> Reading text:
****

Arnold is incredibly versatile and houses a plethora of features. Though not as fast as Redshift below, its speed is still quite exceptional allowing for real-time rendering, using a node-based material editor, a Physical Sky shader, and a very sophisticated Atmosphere Volume shader.
A near all-in-one studio in a bottle, this software can be used with many of today’s leading 3D production software.
- Price: $360 / year
- Software: 3ds Max, Cinema 4D, Houdini, Katana, Maya, Softimage
- Pros: Capable of hyper-realistic renders, easy-to-use interface
- Cons: GPU functionality exclusive to Nvidia CUDA GPU
Developed by Bulgarian company Chaos Group, V-Ray is another biased raytracer engine plug-in that also can harness both your machine’s CPU and GPU to provide exceptional renders for your architectural, VFX, and film projects. V-Ray, and its most recent generational iteration V-Ray Next, can compute complex global illumination algorithms, allowing it to add more realistic lighting to your 3D scenes. Path tracing, irradiance maps, and shading have all been improved with half of the rendering time.
Another feature exclusive to V-Ray is the V-Ray denoiser, a filter that decreases the amount of noise of your render without needing to up your sampling count, allowing for a smoother real-time experience, cutting your render times down significantly, and speeding up your workflow. The denoiser’s biggest caveat is it can only be used by Nvidia GPUs.
V-Ray is compatible with almost all industry-standard programs including the likes of Rhino3D, SketchUp, Revit, 3Ds Max, and Maya.
- Price: $470 / year
- Software: 3ds Max, Blender, Cinema 4D, Maya, Modo, Nuke, Revit, Rhinoceros, SketchUp, Unreal Engine
- Pros: Progressive rendering, selective light sampling
- Cons: GPU functionality exclusive to Nvidia CUDA GPU
Well known for its realism and quality in the architecture community, Maxwell is an unbiased CPU/GPU-based rendering software that is geared toward industrial design and architectural visualization. Along with an incredible degree of hyper-realism, it also has an easy-to-use setup, which allows you to produce fantastic results with little fuss.
The most recent iteration of this plugin allows for GPU rendering as well as CPU rendering, which helps streamline your workflow while not compromising your final render quality. However, it’s still experimental and can only be used with a CUDA-capable Nvidia graphics card.
That minor caveat aside, this software, unlike Lumion below, can be utilized in almost all industry-standard CAD and 3D programs like 3ds Max and Maya as well as underused programs like Form-Z, Modo, and ArchiCAD.
- Price: $495–695 / license
- Software: 3ds Max, ArchiCAD, Cinema 4D, Form-Z, Maya, Modo, Revit, Rhinoceros, SketchUp, SolidWorks
- Pros: Easy-to-use interface, multilight rendering features
- Cons: Unbiased rendering leads to slower render times, GPU functionality exclusive to Nvidia CUDA GPU
Best Rendering Software over $500
Touted as the world’s first fully GPU-accelerated biased renderer by its developer, Redshift offers the flexibility and quality of CPU-based rendering with GPU-based speed.
Unbiased engines tend to be very difficult for artists to render with as they are much more precise with their calculations regarding processes like lighting physics. However, Redshift is a biased engine, meaning there is much more freedom for the artist to get the desired render without having to overwork settings — meaning you can focus solely on creating.

****

> Written instruction 1: Copy the passage of the rendering software text starting at "Unbiased engines tend" and ending at "solely on creating.", renaming "Redshift" to "Octane" wherever it occurs.
The rendering software text and the rows that follow are separate, unrelated material.

****

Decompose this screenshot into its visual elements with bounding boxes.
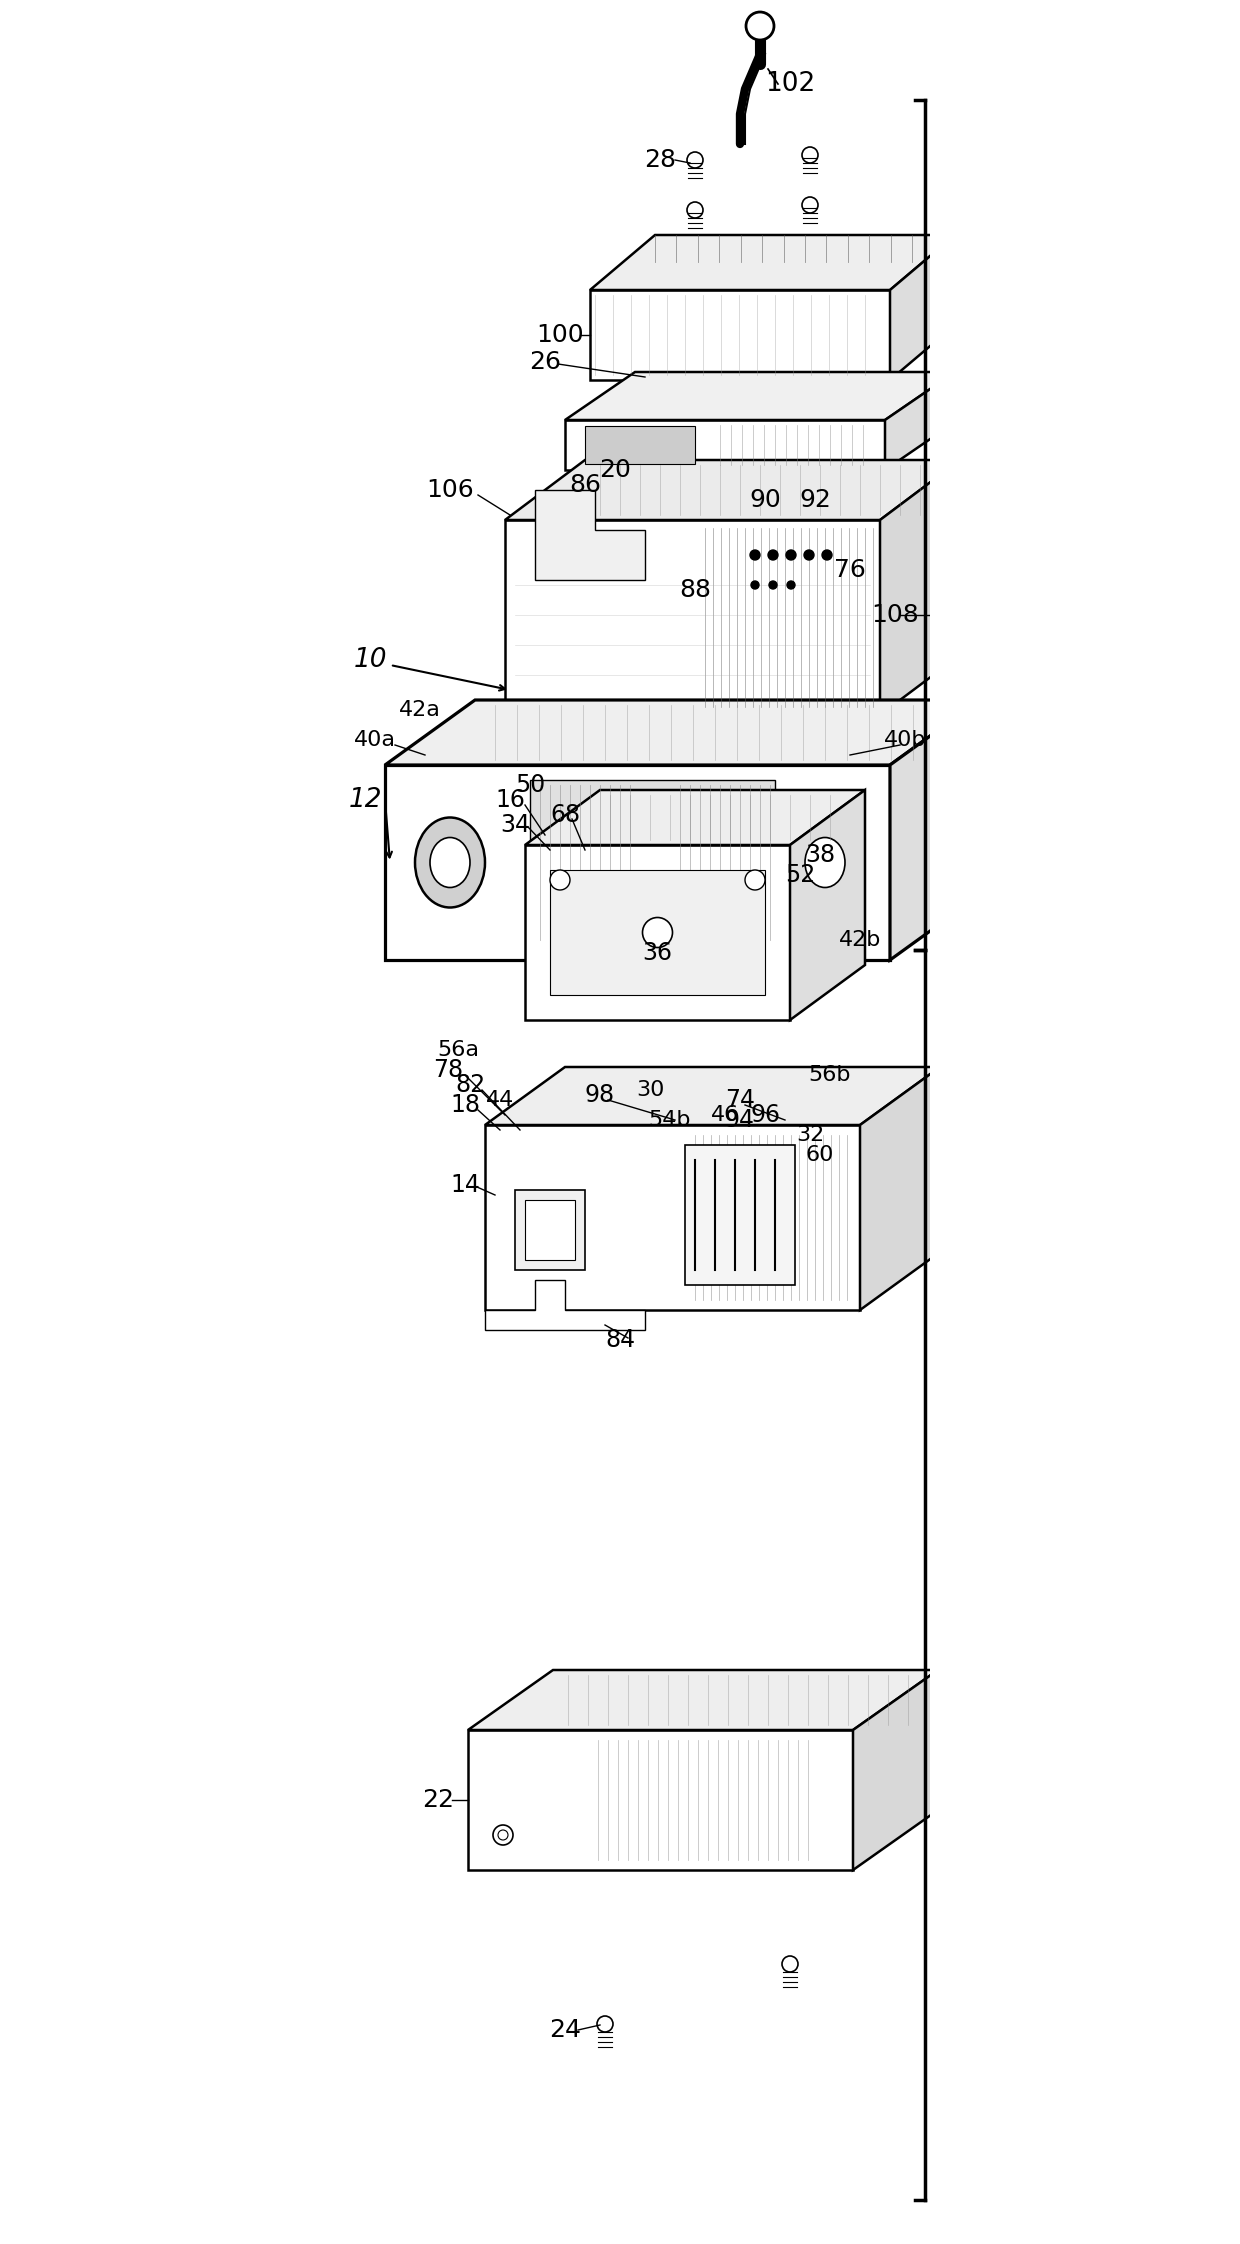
Circle shape xyxy=(804,550,813,561)
Polygon shape xyxy=(885,373,955,469)
Text: 74: 74 xyxy=(725,1088,755,1113)
Circle shape xyxy=(551,871,570,891)
Text: 36: 36 xyxy=(642,940,672,965)
Text: 90: 90 xyxy=(749,487,781,512)
Text: 54b: 54b xyxy=(649,1111,691,1131)
Text: 92: 92 xyxy=(799,487,831,512)
Text: 22: 22 xyxy=(422,1788,454,1811)
Text: 56a: 56a xyxy=(436,1039,479,1059)
Circle shape xyxy=(642,918,672,947)
Circle shape xyxy=(596,2015,613,2033)
Text: 50: 50 xyxy=(515,772,546,797)
Circle shape xyxy=(750,550,760,561)
Polygon shape xyxy=(861,1066,940,1310)
Circle shape xyxy=(786,550,796,561)
Text: 76: 76 xyxy=(835,559,866,581)
Text: 60: 60 xyxy=(806,1144,835,1165)
Text: 100: 100 xyxy=(536,323,584,348)
Text: 20: 20 xyxy=(599,458,631,482)
Text: 40b: 40b xyxy=(884,729,926,749)
Polygon shape xyxy=(565,420,885,469)
Text: 10: 10 xyxy=(353,646,387,673)
Ellipse shape xyxy=(805,837,844,886)
Ellipse shape xyxy=(430,837,470,886)
Polygon shape xyxy=(515,1189,585,1270)
Polygon shape xyxy=(534,489,645,579)
Polygon shape xyxy=(525,846,790,1021)
Text: 14: 14 xyxy=(450,1174,480,1196)
Polygon shape xyxy=(505,460,960,521)
Circle shape xyxy=(802,148,818,164)
Text: 46: 46 xyxy=(711,1104,739,1124)
Text: 44: 44 xyxy=(486,1091,515,1111)
Circle shape xyxy=(751,581,759,588)
Text: 96: 96 xyxy=(750,1104,780,1126)
Polygon shape xyxy=(384,765,890,960)
Text: 16: 16 xyxy=(495,788,525,812)
Polygon shape xyxy=(485,1066,940,1124)
Polygon shape xyxy=(853,1670,937,1869)
Text: 34: 34 xyxy=(500,812,529,837)
Polygon shape xyxy=(585,426,694,465)
Text: 24: 24 xyxy=(549,2017,582,2042)
Polygon shape xyxy=(529,781,775,945)
Text: 84: 84 xyxy=(605,1328,635,1351)
Text: 94: 94 xyxy=(725,1109,755,1131)
Text: 30: 30 xyxy=(636,1079,665,1100)
Text: 26: 26 xyxy=(529,350,560,375)
Text: 40a: 40a xyxy=(353,729,396,749)
Polygon shape xyxy=(945,565,999,644)
Text: 102: 102 xyxy=(765,72,815,96)
Polygon shape xyxy=(790,790,866,1021)
Text: 42b: 42b xyxy=(838,929,882,949)
Polygon shape xyxy=(565,373,955,420)
Circle shape xyxy=(687,153,703,168)
Circle shape xyxy=(687,202,703,218)
Polygon shape xyxy=(485,1279,645,1331)
Circle shape xyxy=(494,1824,513,1845)
Circle shape xyxy=(802,197,818,213)
Polygon shape xyxy=(525,1201,575,1259)
Text: 106: 106 xyxy=(427,478,474,503)
Circle shape xyxy=(746,11,774,40)
Text: 86: 86 xyxy=(569,473,601,496)
Text: 98: 98 xyxy=(585,1084,615,1106)
Text: 28: 28 xyxy=(644,148,676,173)
Circle shape xyxy=(782,1957,799,1972)
Text: 18: 18 xyxy=(450,1093,480,1118)
Circle shape xyxy=(768,550,777,561)
Text: 68: 68 xyxy=(549,803,580,828)
Polygon shape xyxy=(590,236,955,289)
Polygon shape xyxy=(880,460,960,716)
Text: 42a: 42a xyxy=(399,700,441,720)
Text: 52: 52 xyxy=(785,864,815,886)
Polygon shape xyxy=(590,289,890,379)
Polygon shape xyxy=(684,1144,795,1286)
Text: 38: 38 xyxy=(805,844,835,866)
Polygon shape xyxy=(551,871,765,994)
Circle shape xyxy=(498,1831,508,1840)
Ellipse shape xyxy=(415,817,485,907)
Polygon shape xyxy=(467,1670,937,1730)
Ellipse shape xyxy=(790,817,861,907)
Polygon shape xyxy=(505,521,880,716)
Text: 32: 32 xyxy=(796,1124,825,1144)
Polygon shape xyxy=(384,700,980,765)
Polygon shape xyxy=(467,1730,853,1869)
Text: 12: 12 xyxy=(348,788,382,812)
Text: 88: 88 xyxy=(680,579,711,601)
Text: 78: 78 xyxy=(433,1057,463,1082)
Polygon shape xyxy=(485,1124,861,1310)
Text: 82: 82 xyxy=(455,1073,485,1097)
Circle shape xyxy=(787,581,795,588)
Circle shape xyxy=(745,871,765,891)
Polygon shape xyxy=(525,790,866,846)
Circle shape xyxy=(822,550,832,561)
Circle shape xyxy=(769,581,777,588)
Text: 108: 108 xyxy=(872,604,919,626)
Polygon shape xyxy=(890,700,980,960)
Polygon shape xyxy=(890,236,955,379)
Text: 56b: 56b xyxy=(808,1066,851,1086)
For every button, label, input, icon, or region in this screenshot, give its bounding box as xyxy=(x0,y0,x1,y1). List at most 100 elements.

****

> Written instruction 2: Write out, from the rows, the lines starting at the line that contains "Circle shape xyxy=(804,550,813,561)" and ending at the line that contains "Circle shape xyxy=(751,581,759,588)", reproducing each one without change.

> Reply 1:
Unbiased engines tend to be very difficult for artists to render with as they are much more precise with their calculations regarding processes like lighting physics. However, Octane is a biased engine, meaning there is much more freedom for the artist to get the desired render without having to overwork settings — meaning you can focus solely on creating.

> Reply 2:
Circle shape xyxy=(804,550,813,561)
Polygon shape xyxy=(885,373,955,469)
Text: 74: 74 xyxy=(725,1088,755,1113)
Circle shape xyxy=(551,871,570,891)
Text: 36: 36 xyxy=(642,940,672,965)
Text: 90: 90 xyxy=(749,487,781,512)
Text: 54b: 54b xyxy=(649,1111,691,1131)
Text: 92: 92 xyxy=(799,487,831,512)
Text: 22: 22 xyxy=(422,1788,454,1811)
Text: 56a: 56a xyxy=(436,1039,479,1059)
Circle shape xyxy=(642,918,672,947)
Circle shape xyxy=(596,2015,613,2033)
Text: 50: 50 xyxy=(515,772,546,797)
Circle shape xyxy=(750,550,760,561)
Polygon shape xyxy=(861,1066,940,1310)
Circle shape xyxy=(786,550,796,561)
Text: 76: 76 xyxy=(835,559,866,581)
Text: 60: 60 xyxy=(806,1144,835,1165)
Text: 100: 100 xyxy=(536,323,584,348)
Text: 20: 20 xyxy=(599,458,631,482)
Text: 40b: 40b xyxy=(884,729,926,749)
Polygon shape xyxy=(565,420,885,469)
Text: 10: 10 xyxy=(353,646,387,673)
Ellipse shape xyxy=(805,837,844,886)
Ellipse shape xyxy=(430,837,470,886)
Polygon shape xyxy=(515,1189,585,1270)
Polygon shape xyxy=(534,489,645,579)
Polygon shape xyxy=(525,846,790,1021)
Text: 14: 14 xyxy=(450,1174,480,1196)
Polygon shape xyxy=(505,460,960,521)
Circle shape xyxy=(802,148,818,164)
Text: 46: 46 xyxy=(711,1104,739,1124)
Text: 44: 44 xyxy=(486,1091,515,1111)
Circle shape xyxy=(751,581,759,588)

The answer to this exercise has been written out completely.